WORK TO DO: List each line in which the string "JSON" appears.

DATA LINES:
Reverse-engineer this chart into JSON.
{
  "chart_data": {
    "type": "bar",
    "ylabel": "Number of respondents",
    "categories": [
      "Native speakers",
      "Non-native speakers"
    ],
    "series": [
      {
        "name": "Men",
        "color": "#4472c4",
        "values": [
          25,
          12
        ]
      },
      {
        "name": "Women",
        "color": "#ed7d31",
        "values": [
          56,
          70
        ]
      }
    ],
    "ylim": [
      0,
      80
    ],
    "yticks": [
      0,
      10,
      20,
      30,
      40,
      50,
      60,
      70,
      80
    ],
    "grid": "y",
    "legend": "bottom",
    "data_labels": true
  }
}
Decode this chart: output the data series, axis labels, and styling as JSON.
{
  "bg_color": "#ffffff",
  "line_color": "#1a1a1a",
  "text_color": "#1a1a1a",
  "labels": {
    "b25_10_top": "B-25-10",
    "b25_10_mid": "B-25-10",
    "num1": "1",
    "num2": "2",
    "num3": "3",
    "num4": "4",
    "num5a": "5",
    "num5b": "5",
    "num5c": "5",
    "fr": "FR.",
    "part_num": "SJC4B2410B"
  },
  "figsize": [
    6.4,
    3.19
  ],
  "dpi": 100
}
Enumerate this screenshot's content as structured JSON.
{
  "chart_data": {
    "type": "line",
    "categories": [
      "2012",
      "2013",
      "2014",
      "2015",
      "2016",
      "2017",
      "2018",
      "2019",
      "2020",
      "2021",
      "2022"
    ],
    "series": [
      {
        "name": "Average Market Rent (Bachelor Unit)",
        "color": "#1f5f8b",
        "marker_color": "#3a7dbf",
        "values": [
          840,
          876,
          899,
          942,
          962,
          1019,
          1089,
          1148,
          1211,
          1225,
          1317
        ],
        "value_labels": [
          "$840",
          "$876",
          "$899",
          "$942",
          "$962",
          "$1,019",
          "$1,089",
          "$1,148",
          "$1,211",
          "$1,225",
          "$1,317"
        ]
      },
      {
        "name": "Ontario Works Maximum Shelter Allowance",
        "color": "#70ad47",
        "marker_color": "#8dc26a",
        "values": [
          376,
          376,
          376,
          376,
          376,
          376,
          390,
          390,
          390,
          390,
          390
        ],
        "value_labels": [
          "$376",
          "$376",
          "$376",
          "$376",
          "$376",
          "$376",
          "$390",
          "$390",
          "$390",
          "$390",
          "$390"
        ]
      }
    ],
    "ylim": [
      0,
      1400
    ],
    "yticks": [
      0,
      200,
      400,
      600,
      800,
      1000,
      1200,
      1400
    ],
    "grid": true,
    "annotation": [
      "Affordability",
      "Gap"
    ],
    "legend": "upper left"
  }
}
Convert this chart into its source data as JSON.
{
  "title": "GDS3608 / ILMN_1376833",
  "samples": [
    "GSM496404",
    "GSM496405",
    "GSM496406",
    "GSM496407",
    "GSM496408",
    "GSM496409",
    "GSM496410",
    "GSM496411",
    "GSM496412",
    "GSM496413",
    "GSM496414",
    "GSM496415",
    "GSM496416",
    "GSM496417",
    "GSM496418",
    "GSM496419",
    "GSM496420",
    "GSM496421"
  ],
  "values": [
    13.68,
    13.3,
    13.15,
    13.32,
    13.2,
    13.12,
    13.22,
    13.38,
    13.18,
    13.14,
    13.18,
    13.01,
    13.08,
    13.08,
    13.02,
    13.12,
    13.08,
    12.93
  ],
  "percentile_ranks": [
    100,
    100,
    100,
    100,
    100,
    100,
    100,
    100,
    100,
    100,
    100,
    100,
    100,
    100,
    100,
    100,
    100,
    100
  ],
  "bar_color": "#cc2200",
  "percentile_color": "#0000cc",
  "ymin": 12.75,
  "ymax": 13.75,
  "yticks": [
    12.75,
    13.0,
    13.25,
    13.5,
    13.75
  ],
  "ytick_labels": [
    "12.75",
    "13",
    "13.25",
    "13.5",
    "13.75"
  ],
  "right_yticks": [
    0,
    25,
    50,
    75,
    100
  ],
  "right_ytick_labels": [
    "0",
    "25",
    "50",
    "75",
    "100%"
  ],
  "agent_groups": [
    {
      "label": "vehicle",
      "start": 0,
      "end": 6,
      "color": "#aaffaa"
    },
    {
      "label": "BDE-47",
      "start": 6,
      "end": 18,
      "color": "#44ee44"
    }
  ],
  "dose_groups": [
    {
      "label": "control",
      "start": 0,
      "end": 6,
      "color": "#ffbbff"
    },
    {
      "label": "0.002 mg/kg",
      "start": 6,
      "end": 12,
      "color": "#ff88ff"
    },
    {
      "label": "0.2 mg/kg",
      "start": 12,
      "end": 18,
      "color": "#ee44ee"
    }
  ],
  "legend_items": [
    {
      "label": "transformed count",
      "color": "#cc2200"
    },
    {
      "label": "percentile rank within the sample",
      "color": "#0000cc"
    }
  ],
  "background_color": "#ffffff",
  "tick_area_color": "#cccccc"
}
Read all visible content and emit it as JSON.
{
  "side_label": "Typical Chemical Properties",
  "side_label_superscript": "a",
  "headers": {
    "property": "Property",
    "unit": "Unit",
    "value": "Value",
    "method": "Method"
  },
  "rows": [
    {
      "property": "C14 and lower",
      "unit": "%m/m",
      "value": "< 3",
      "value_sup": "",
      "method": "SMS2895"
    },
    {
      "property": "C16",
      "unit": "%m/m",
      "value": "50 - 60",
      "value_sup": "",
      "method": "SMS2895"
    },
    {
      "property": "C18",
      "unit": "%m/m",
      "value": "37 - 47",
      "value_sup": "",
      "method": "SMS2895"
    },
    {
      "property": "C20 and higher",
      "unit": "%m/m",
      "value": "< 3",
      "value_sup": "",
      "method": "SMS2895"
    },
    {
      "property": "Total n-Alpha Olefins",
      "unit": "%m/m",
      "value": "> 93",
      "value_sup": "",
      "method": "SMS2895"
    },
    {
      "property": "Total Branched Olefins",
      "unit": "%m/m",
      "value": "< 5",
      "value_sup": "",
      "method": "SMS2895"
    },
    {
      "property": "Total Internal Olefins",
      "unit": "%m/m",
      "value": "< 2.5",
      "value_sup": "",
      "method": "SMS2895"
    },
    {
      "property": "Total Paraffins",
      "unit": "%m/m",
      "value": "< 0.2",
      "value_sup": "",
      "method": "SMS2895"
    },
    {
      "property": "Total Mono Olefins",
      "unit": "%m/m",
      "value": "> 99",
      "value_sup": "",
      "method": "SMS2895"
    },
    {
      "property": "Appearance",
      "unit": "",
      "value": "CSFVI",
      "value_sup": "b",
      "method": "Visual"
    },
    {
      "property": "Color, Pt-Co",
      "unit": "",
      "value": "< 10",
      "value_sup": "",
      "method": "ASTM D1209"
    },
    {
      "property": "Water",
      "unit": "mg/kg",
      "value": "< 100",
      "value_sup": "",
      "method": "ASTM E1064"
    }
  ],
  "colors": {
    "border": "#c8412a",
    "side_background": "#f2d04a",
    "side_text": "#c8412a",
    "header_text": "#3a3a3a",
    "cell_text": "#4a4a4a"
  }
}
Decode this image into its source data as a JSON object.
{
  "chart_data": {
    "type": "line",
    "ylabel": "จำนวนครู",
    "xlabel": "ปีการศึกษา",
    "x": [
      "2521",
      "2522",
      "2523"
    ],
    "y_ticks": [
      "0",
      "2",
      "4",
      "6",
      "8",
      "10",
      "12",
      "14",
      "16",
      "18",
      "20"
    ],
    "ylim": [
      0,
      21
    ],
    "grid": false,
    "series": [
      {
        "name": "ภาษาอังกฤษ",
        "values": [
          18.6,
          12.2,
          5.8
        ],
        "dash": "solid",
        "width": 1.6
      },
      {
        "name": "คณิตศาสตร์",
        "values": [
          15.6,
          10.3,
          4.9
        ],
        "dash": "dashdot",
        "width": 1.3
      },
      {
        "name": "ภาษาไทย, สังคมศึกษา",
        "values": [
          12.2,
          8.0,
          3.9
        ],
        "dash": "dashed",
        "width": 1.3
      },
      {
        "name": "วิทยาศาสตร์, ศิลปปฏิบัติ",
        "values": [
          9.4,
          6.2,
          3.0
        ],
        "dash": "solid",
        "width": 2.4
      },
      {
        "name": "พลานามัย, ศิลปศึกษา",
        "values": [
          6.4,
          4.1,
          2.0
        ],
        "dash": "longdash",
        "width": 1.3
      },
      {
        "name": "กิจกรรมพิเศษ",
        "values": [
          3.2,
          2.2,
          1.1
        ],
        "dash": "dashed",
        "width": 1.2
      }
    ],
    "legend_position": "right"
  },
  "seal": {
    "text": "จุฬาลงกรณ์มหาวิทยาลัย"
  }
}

COMPLETE RESPONSE:
Reverse-engineer this chart into JSON.
Decode this chart: output the data series, axis labels, and styling as JSON.
Enumerate this screenshot's content as structured JSON.
Convert this chart into its source data as JSON.
Read all visible content and emit it as JSON.
Decode this image into its source data as a JSON object.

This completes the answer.